*YOUR TASK*: Having read the listing below, repeat it exactly.

*EXTRACTED INFORMATION*:
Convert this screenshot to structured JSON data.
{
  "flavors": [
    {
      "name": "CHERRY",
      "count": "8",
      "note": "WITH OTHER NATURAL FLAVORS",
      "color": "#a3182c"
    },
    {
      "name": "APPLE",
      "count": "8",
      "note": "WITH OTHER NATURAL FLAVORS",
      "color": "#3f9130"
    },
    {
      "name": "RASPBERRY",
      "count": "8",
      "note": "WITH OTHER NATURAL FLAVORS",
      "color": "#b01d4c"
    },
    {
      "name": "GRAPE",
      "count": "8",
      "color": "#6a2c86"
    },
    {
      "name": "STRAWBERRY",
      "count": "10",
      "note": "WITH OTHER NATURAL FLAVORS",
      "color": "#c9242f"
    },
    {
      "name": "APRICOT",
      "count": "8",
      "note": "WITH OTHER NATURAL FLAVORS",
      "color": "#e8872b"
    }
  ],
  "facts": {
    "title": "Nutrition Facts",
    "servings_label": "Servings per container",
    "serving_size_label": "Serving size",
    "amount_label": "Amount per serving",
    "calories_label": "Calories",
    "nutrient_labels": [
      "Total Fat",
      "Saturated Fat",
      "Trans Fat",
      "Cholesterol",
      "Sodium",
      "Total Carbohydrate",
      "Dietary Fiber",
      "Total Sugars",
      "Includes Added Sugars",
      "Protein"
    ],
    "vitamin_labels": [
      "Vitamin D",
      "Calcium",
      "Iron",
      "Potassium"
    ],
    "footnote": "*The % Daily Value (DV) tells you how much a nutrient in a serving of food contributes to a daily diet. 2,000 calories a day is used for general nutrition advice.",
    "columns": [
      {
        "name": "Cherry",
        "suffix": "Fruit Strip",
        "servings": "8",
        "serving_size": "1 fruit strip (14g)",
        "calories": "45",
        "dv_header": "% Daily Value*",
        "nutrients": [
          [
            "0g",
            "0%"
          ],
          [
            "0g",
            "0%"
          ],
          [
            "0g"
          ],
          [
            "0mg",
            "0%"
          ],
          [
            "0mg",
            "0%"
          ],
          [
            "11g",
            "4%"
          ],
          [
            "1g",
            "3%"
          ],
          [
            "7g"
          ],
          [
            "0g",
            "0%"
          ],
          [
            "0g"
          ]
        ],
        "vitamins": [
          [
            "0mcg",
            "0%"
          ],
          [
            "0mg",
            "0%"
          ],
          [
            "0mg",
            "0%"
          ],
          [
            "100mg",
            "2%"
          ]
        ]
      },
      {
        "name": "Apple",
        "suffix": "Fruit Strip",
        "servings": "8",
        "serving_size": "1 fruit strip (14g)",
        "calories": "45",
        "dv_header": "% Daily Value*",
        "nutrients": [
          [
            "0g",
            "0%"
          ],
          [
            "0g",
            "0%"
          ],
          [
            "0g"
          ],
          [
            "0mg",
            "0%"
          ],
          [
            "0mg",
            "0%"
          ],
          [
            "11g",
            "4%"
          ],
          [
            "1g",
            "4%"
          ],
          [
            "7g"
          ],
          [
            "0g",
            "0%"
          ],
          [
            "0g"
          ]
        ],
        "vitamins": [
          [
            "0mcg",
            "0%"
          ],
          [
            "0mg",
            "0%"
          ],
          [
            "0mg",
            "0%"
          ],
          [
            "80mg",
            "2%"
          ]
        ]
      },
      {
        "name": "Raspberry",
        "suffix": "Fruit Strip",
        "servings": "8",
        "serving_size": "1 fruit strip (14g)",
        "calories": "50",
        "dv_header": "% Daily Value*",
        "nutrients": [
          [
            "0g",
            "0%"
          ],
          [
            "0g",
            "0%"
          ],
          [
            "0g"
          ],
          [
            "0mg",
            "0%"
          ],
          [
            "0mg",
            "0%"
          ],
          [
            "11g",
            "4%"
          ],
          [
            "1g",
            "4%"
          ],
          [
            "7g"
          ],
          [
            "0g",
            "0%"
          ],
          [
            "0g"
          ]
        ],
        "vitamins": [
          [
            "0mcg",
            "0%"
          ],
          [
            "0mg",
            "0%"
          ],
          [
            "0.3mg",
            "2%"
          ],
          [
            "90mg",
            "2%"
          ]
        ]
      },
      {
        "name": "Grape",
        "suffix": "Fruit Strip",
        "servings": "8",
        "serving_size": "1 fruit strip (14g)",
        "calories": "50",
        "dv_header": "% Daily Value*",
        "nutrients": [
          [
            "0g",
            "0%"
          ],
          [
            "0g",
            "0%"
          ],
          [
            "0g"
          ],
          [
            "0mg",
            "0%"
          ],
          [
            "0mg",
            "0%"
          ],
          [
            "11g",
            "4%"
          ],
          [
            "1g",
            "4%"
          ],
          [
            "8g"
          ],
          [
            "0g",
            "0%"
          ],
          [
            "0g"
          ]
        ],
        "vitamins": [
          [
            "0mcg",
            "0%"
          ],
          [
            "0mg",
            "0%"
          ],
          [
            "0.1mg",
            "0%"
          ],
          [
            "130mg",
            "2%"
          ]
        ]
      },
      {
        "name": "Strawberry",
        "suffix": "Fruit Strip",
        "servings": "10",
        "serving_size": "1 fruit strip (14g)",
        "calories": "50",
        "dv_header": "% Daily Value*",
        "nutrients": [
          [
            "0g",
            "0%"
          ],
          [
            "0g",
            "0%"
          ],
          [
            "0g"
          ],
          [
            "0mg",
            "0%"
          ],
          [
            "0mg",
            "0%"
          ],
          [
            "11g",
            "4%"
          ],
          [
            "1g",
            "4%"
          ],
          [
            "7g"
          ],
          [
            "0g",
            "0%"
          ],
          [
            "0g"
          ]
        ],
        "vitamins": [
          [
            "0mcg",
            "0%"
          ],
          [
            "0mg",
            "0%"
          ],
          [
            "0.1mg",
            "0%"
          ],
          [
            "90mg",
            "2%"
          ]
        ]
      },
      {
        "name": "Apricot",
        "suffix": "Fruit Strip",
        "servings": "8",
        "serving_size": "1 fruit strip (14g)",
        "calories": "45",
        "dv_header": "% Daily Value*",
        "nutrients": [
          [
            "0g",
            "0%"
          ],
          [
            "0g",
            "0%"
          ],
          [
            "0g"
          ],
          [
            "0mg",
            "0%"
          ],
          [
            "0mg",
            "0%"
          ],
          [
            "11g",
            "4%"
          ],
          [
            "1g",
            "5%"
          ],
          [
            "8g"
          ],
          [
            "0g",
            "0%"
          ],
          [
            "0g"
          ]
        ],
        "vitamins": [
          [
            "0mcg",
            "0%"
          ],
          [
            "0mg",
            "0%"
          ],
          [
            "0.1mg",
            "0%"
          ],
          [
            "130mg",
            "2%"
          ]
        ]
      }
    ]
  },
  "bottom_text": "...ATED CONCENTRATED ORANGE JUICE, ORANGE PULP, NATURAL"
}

*SOLUTION FOR THIS TASK*:
Convert this screenshot to structured JSON data.
{
  "flavors": [
    {
      "name": "CHERRY",
      "count": "8",
      "note": "WITH OTHER NATURAL FLAVORS",
      "color": "#a3182c"
    },
    {
      "name": "APPLE",
      "count": "8",
      "note": "WITH OTHER NATURAL FLAVORS",
      "color": "#3f9130"
    },
    {
      "name": "RASPBERRY",
      "count": "8",
      "note": "WITH OTHER NATURAL FLAVORS",
      "color": "#b01d4c"
    },
    {
      "name": "GRAPE",
      "count": "8",
      "color": "#6a2c86"
    },
    {
      "name": "STRAWBERRY",
      "count": "10",
      "note": "WITH OTHER NATURAL FLAVORS",
      "color": "#c9242f"
    },
    {
      "name": "APRICOT",
      "count": "8",
      "note": "WITH OTHER NATURAL FLAVORS",
      "color": "#e8872b"
    }
  ],
  "facts": {
    "title": "Nutrition Facts",
    "servings_label": "Servings per container",
    "serving_size_label": "Serving size",
    "amount_label": "Amount per serving",
    "calories_label": "Calories",
    "nutrient_labels": [
      "Total Fat",
      "Saturated Fat",
      "Trans Fat",
      "Cholesterol",
      "Sodium",
      "Total Carbohydrate",
      "Dietary Fiber",
      "Total Sugars",
      "Includes Added Sugars",
      "Protein"
    ],
    "vitamin_labels": [
      "Vitamin D",
      "Calcium",
      "Iron",
      "Potassium"
    ],
    "footnote": "*The % Daily Value (DV) tells you how much a nutrient in a serving of food contributes to a daily diet. 2,000 calories a day is used for general nutrition advice.",
    "columns": [
      {
        "name": "Cherry",
        "suffix": "Fruit Strip",
        "servings": "8",
        "serving_size": "1 fruit strip (14g)",
        "calories": "45",
        "dv_header": "% Daily Value*",
        "nutrients": [
          [
            "0g",
            "0%"
          ],
          [
            "0g",
            "0%"
          ],
          [
            "0g"
          ],
          [
            "0mg",
            "0%"
          ],
          [
            "0mg",
            "0%"
          ],
          [
            "11g",
            "4%"
          ],
          [
            "1g",
            "3%"
          ],
          [
            "7g"
          ],
          [
            "0g",
            "0%"
          ],
          [
            "0g"
          ]
        ],
        "vitamins": [
          [
            "0mcg",
            "0%"
          ],
          [
            "0mg",
            "0%"
          ],
          [
            "0mg",
            "0%"
          ],
          [
            "100mg",
            "2%"
          ]
        ]
      },
      {
        "name": "Apple",
        "suffix": "Fruit Strip",
        "servings": "8",
        "serving_size": "1 fruit strip (14g)",
        "calories": "45",
        "dv_header": "% Daily Value*",
        "nutrients": [
          [
            "0g",
            "0%"
          ],
          [
            "0g",
            "0%"
          ],
          [
            "0g"
          ],
          [
            "0mg",
            "0%"
          ],
          [
            "0mg",
            "0%"
          ],
          [
            "11g",
            "4%"
          ],
          [
            "1g",
            "4%"
          ],
          [
            "7g"
          ],
          [
            "0g",
            "0%"
          ],
          [
            "0g"
          ]
        ],
        "vitamins": [
          [
            "0mcg",
            "0%"
          ],
          [
            "0mg",
            "0%"
          ],
          [
            "0mg",
            "0%"
          ],
          [
            "80mg",
            "2%"
          ]
        ]
      },
      {
        "name": "Raspberry",
        "suffix": "Fruit Strip",
        "servings": "8",
        "serving_size": "1 fruit strip (14g)",
        "calories": "50",
        "dv_header": "% Daily Value*",
        "nutrients": [
          [
            "0g",
            "0%"
          ],
          [
            "0g",
            "0%"
          ],
          [
            "0g"
          ],
          [
            "0mg",
            "0%"
          ],
          [
            "0mg",
            "0%"
          ],
          [
            "11g",
            "4%"
          ],
          [
            "1g",
            "4%"
          ],
          [
            "7g"
          ],
          [
            "0g",
            "0%"
          ],
          [
            "0g"
          ]
        ],
        "vitamins": [
          [
            "0mcg",
            "0%"
          ],
          [
            "0mg",
            "0%"
          ],
          [
            "0.3mg",
            "2%"
          ],
          [
            "90mg",
            "2%"
          ]
        ]
      },
      {
        "name": "Grape",
        "suffix": "Fruit Strip",
        "servings": "8",
        "serving_size": "1 fruit strip (14g)",
        "calories": "50",
        "dv_header": "% Daily Value*",
        "nutrients": [
          [
            "0g",
            "0%"
          ],
          [
            "0g",
            "0%"
          ],
          [
            "0g"
          ],
          [
            "0mg",
            "0%"
          ],
          [
            "0mg",
            "0%"
          ],
          [
            "11g",
            "4%"
          ],
          [
            "1g",
            "4%"
          ],
          [
            "8g"
          ],
          [
            "0g",
            "0%"
          ],
          [
            "0g"
          ]
        ],
        "vitamins": [
          [
            "0mcg",
            "0%"
          ],
          [
            "0mg",
            "0%"
          ],
          [
            "0.1mg",
            "0%"
          ],
          [
            "130mg",
            "2%"
          ]
        ]
      },
      {
        "name": "Strawberry",
        "suffix": "Fruit Strip",
        "servings": "10",
        "serving_size": "1 fruit strip (14g)",
        "calories": "50",
        "dv_header": "% Daily Value*",
        "nutrients": [
          [
            "0g",
            "0%"
          ],
          [
            "0g",
            "0%"
          ],
          [
            "0g"
          ],
          [
            "0mg",
            "0%"
          ],
          [
            "0mg",
            "0%"
          ],
          [
            "11g",
            "4%"
          ],
          [
            "1g",
            "4%"
          ],
          [
            "7g"
          ],
          [
            "0g",
            "0%"
          ],
          [
            "0g"
          ]
        ],
        "vitamins": [
          [
            "0mcg",
            "0%"
          ],
          [
            "0mg",
            "0%"
          ],
          [
            "0.1mg",
            "0%"
          ],
          [
            "90mg",
            "2%"
          ]
        ]
      },
      {
        "name": "Apricot",
        "suffix": "Fruit Strip",
        "servings": "8",
        "serving_size": "1 fruit strip (14g)",
        "calories": "45",
        "dv_header": "% Daily Value*",
        "nutrients": [
          [
            "0g",
            "0%"
          ],
          [
            "0g",
            "0%"
          ],
          [
            "0g"
          ],
          [
            "0mg",
            "0%"
          ],
          [
            "0mg",
            "0%"
          ],
          [
            "11g",
            "4%"
          ],
          [
            "1g",
            "5%"
          ],
          [
            "8g"
          ],
          [
            "0g",
            "0%"
          ],
          [
            "0g"
          ]
        ],
        "vitamins": [
          [
            "0mcg",
            "0%"
          ],
          [
            "0mg",
            "0%"
          ],
          [
            "0.1mg",
            "0%"
          ],
          [
            "130mg",
            "2%"
          ]
        ]
      }
    ]
  },
  "bottom_text": "...ATED CONCENTRATED ORANGE JUICE, ORANGE PULP, NATURAL"
}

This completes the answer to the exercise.